=== Task description ===
Find how many lines contain "Почета" and state only that number.

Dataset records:
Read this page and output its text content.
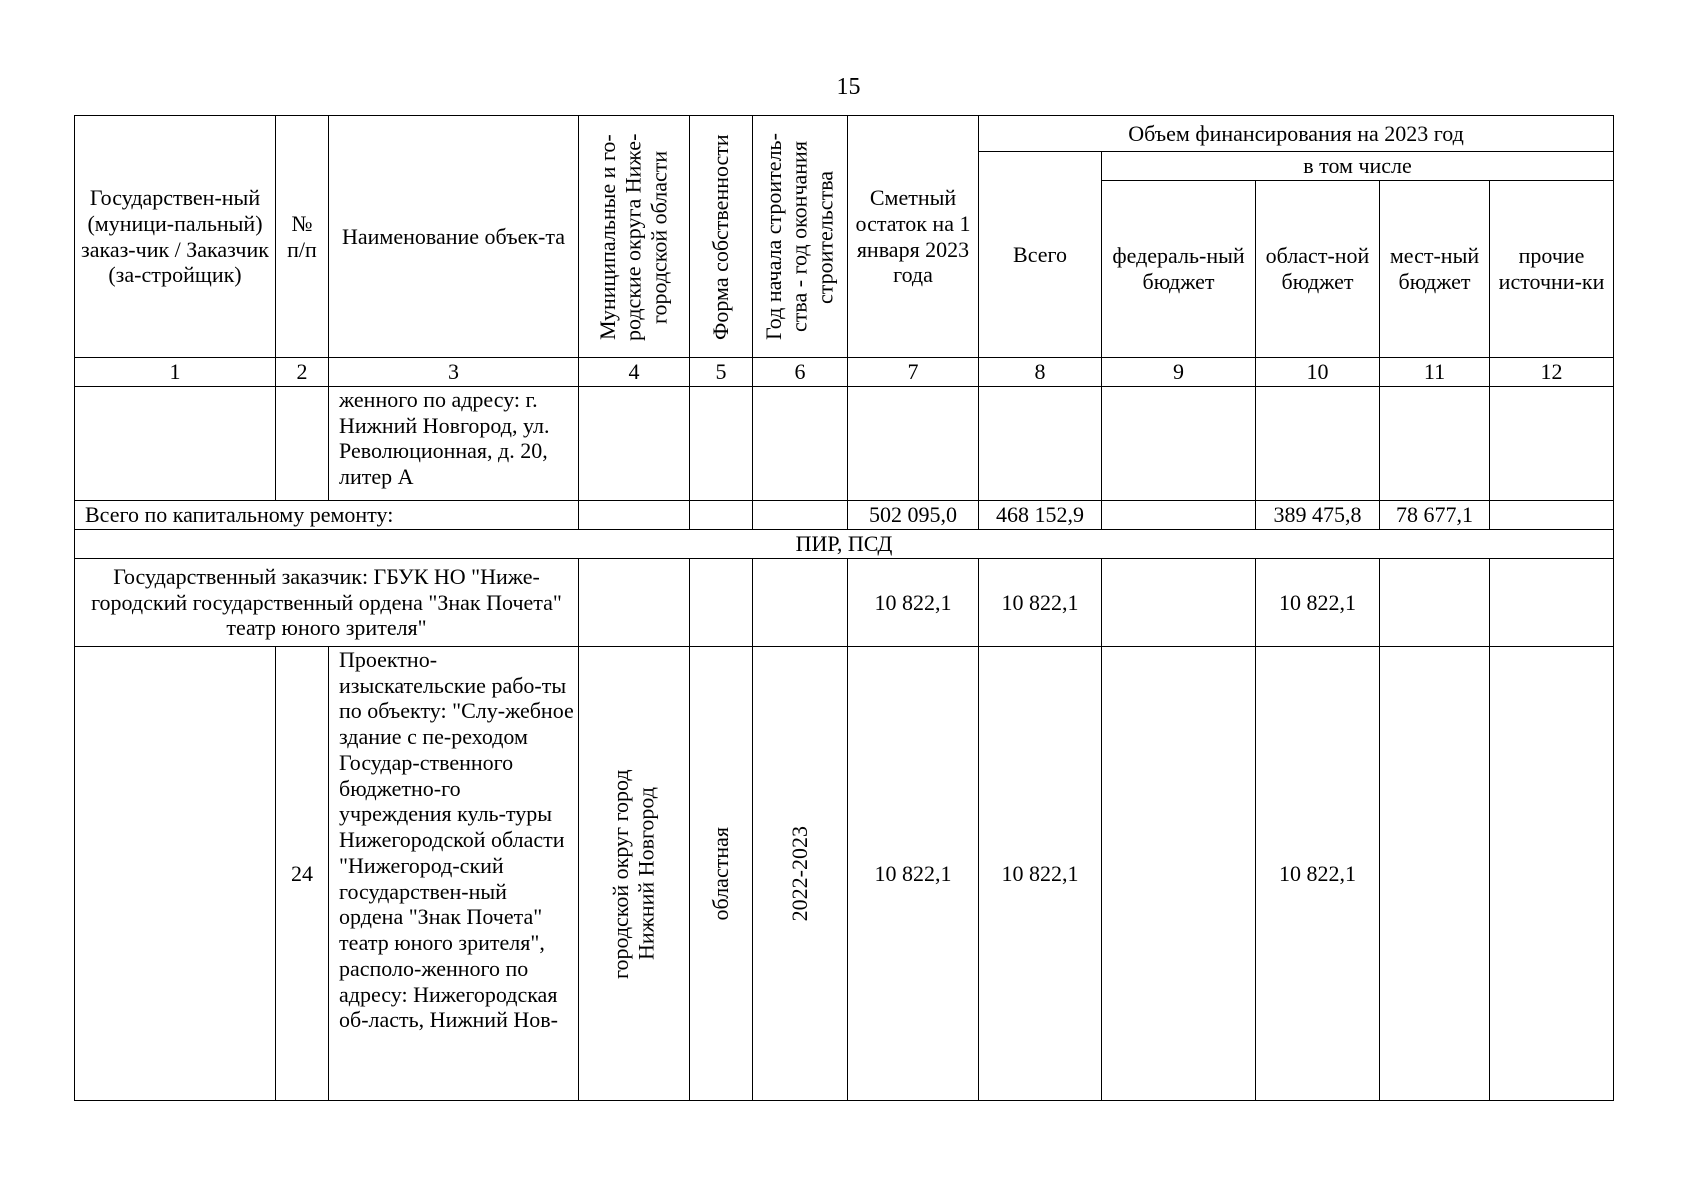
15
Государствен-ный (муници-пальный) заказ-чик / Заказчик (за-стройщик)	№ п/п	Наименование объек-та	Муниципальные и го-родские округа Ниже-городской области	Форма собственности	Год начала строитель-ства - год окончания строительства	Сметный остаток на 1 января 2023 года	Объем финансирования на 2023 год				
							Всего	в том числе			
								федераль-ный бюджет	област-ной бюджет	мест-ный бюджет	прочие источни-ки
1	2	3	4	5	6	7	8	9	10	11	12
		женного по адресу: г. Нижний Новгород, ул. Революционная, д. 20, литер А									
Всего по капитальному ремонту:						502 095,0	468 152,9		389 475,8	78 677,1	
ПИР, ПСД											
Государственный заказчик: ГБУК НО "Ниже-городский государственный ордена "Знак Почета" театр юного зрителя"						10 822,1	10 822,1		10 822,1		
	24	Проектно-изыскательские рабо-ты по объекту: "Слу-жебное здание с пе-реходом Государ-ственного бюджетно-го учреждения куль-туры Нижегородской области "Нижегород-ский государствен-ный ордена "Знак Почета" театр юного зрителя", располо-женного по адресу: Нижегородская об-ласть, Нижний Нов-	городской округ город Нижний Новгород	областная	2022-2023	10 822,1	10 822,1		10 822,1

=== Response to the exercise ===
2